Records about charts and figures:
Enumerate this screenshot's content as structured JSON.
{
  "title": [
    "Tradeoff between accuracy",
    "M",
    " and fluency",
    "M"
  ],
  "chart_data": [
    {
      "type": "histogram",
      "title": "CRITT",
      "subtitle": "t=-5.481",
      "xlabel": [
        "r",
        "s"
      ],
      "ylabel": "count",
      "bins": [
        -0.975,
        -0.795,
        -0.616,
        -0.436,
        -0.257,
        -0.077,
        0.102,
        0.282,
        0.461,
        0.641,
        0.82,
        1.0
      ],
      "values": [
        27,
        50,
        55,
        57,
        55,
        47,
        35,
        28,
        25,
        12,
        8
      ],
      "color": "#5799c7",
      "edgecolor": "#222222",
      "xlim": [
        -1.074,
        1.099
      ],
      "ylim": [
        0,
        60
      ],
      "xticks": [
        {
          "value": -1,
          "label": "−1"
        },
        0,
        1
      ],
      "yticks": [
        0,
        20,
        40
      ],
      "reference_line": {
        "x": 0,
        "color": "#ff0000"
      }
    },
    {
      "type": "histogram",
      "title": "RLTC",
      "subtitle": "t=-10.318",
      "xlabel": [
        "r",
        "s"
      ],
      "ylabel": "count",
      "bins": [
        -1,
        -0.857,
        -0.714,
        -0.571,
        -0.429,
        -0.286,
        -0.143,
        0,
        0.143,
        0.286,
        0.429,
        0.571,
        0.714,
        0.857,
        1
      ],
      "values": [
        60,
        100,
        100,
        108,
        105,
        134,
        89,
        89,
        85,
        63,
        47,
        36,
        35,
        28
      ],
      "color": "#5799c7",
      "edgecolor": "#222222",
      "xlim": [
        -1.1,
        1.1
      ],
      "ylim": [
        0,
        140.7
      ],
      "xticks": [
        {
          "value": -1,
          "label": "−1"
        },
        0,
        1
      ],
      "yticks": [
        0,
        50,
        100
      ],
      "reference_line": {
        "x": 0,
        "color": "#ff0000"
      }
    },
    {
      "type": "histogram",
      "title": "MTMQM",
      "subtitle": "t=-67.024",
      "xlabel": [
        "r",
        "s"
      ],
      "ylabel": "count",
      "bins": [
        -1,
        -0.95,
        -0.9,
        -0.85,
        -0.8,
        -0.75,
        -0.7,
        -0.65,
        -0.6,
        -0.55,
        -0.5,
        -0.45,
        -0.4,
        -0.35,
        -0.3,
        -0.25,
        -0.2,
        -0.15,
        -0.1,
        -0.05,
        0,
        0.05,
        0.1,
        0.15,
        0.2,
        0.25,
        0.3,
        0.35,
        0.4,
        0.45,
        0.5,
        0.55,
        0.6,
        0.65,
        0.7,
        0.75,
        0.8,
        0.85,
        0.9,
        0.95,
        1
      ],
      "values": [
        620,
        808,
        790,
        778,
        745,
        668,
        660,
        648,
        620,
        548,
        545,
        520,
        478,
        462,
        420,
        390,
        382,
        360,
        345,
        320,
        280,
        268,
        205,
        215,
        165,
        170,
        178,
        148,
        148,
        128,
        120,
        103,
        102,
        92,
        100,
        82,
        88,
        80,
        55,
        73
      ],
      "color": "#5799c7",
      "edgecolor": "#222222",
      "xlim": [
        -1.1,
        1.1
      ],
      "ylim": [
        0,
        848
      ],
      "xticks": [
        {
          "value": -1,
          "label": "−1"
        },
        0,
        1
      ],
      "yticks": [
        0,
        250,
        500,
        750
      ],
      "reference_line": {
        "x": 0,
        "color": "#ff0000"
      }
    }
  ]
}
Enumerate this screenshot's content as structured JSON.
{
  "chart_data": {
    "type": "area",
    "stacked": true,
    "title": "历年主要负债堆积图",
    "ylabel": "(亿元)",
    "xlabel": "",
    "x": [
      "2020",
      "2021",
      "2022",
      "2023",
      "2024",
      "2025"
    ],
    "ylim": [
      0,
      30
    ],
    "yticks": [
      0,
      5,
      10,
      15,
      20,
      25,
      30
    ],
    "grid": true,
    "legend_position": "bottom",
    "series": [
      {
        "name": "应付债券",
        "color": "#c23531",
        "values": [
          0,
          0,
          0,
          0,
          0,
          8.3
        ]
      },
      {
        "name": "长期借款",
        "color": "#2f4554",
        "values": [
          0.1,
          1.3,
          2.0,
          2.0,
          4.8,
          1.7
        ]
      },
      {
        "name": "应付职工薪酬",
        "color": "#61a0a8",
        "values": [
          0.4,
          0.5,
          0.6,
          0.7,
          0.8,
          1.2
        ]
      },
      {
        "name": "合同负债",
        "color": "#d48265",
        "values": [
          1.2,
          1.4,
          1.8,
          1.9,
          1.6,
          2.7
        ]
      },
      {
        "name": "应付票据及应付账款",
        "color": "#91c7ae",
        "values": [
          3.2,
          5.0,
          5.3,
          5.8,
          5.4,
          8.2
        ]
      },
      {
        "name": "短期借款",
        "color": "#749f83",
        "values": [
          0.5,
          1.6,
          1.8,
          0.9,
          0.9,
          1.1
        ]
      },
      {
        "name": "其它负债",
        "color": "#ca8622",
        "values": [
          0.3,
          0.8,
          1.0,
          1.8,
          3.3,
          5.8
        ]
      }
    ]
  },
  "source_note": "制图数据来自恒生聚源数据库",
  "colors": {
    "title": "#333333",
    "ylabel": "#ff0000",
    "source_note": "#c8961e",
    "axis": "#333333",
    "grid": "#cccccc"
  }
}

▸ **The exercise**: Please copy out each record, character for character.

▸ **Task result**:
Enumerate this screenshot's content as structured JSON.
{
  "title": [
    "Tradeoff between accuracy",
    "M",
    " and fluency",
    "M"
  ],
  "chart_data": [
    {
      "type": "histogram",
      "title": "CRITT",
      "subtitle": "t=-5.481",
      "xlabel": [
        "r",
        "s"
      ],
      "ylabel": "count",
      "bins": [
        -0.975,
        -0.795,
        -0.616,
        -0.436,
        -0.257,
        -0.077,
        0.102,
        0.282,
        0.461,
        0.641,
        0.82,
        1.0
      ],
      "values": [
        27,
        50,
        55,
        57,
        55,
        47,
        35,
        28,
        25,
        12,
        8
      ],
      "color": "#5799c7",
      "edgecolor": "#222222",
      "xlim": [
        -1.074,
        1.099
      ],
      "ylim": [
        0,
        60
      ],
      "xticks": [
        {
          "value": -1,
          "label": "−1"
        },
        0,
        1
      ],
      "yticks": [
        0,
        20,
        40
      ],
      "reference_line": {
        "x": 0,
        "color": "#ff0000"
      }
    },
    {
      "type": "histogram",
      "title": "RLTC",
      "subtitle": "t=-10.318",
      "xlabel": [
        "r",
        "s"
      ],
      "ylabel": "count",
      "bins": [
        -1,
        -0.857,
        -0.714,
        -0.571,
        -0.429,
        -0.286,
        -0.143,
        0,
        0.143,
        0.286,
        0.429,
        0.571,
        0.714,
        0.857,
        1
      ],
      "values": [
        60,
        100,
        100,
        108,
        105,
        134,
        89,
        89,
        85,
        63,
        47,
        36,
        35,
        28
      ],
      "color": "#5799c7",
      "edgecolor": "#222222",
      "xlim": [
        -1.1,
        1.1
      ],
      "ylim": [
        0,
        140.7
      ],
      "xticks": [
        {
          "value": -1,
          "label": "−1"
        },
        0,
        1
      ],
      "yticks": [
        0,
        50,
        100
      ],
      "reference_line": {
        "x": 0,
        "color": "#ff0000"
      }
    },
    {
      "type": "histogram",
      "title": "MTMQM",
      "subtitle": "t=-67.024",
      "xlabel": [
        "r",
        "s"
      ],
      "ylabel": "count",
      "bins": [
        -1,
        -0.95,
        -0.9,
        -0.85,
        -0.8,
        -0.75,
        -0.7,
        -0.65,
        -0.6,
        -0.55,
        -0.5,
        -0.45,
        -0.4,
        -0.35,
        -0.3,
        -0.25,
        -0.2,
        -0.15,
        -0.1,
        -0.05,
        0,
        0.05,
        0.1,
        0.15,
        0.2,
        0.25,
        0.3,
        0.35,
        0.4,
        0.45,
        0.5,
        0.55,
        0.6,
        0.65,
        0.7,
        0.75,
        0.8,
        0.85,
        0.9,
        0.95,
        1
      ],
      "values": [
        620,
        808,
        790,
        778,
        745,
        668,
        660,
        648,
        620,
        548,
        545,
        520,
        478,
        462,
        420,
        390,
        382,
        360,
        345,
        320,
        280,
        268,
        205,
        215,
        165,
        170,
        178,
        148,
        148,
        128,
        120,
        103,
        102,
        92,
        100,
        82,
        88,
        80,
        55,
        73
      ],
      "color": "#5799c7",
      "edgecolor": "#222222",
      "xlim": [
        -1.1,
        1.1
      ],
      "ylim": [
        0,
        848
      ],
      "xticks": [
        {
          "value": -1,
          "label": "−1"
        },
        0,
        1
      ],
      "yticks": [
        0,
        250,
        500,
        750
      ],
      "reference_line": {
        "x": 0,
        "color": "#ff0000"
      }
    }
  ]
}
Enumerate this screenshot's content as structured JSON.
{
  "chart_data": {
    "type": "area",
    "stacked": true,
    "title": "历年主要负债堆积图",
    "ylabel": "(亿元)",
    "xlabel": "",
    "x": [
      "2020",
      "2021",
      "2022",
      "2023",
      "2024",
      "2025"
    ],
    "ylim": [
      0,
      30
    ],
    "yticks": [
      0,
      5,
      10,
      15,
      20,
      25,
      30
    ],
    "grid": true,
    "legend_position": "bottom",
    "series": [
      {
        "name": "应付债券",
        "color": "#c23531",
        "values": [
          0,
          0,
          0,
          0,
          0,
          8.3
        ]
      },
      {
        "name": "长期借款",
        "color": "#2f4554",
        "values": [
          0.1,
          1.3,
          2.0,
          2.0,
          4.8,
          1.7
        ]
      },
      {
        "name": "应付职工薪酬",
        "color": "#61a0a8",
        "values": [
          0.4,
          0.5,
          0.6,
          0.7,
          0.8,
          1.2
        ]
      },
      {
        "name": "合同负债",
        "color": "#d48265",
        "values": [
          1.2,
          1.4,
          1.8,
          1.9,
          1.6,
          2.7
        ]
      },
      {
        "name": "应付票据及应付账款",
        "color": "#91c7ae",
        "values": [
          3.2,
          5.0,
          5.3,
          5.8,
          5.4,
          8.2
        ]
      },
      {
        "name": "短期借款",
        "color": "#749f83",
        "values": [
          0.5,
          1.6,
          1.8,
          0.9,
          0.9,
          1.1
        ]
      },
      {
        "name": "其它负债",
        "color": "#ca8622",
        "values": [
          0.3,
          0.8,
          1.0,
          1.8,
          3.3,
          5.8
        ]
      }
    ]
  },
  "source_note": "制图数据来自恒生聚源数据库",
  "colors": {
    "title": "#333333",
    "ylabel": "#ff0000",
    "source_note": "#c8961e",
    "axis": "#333333",
    "grid": "#cccccc"
  }
}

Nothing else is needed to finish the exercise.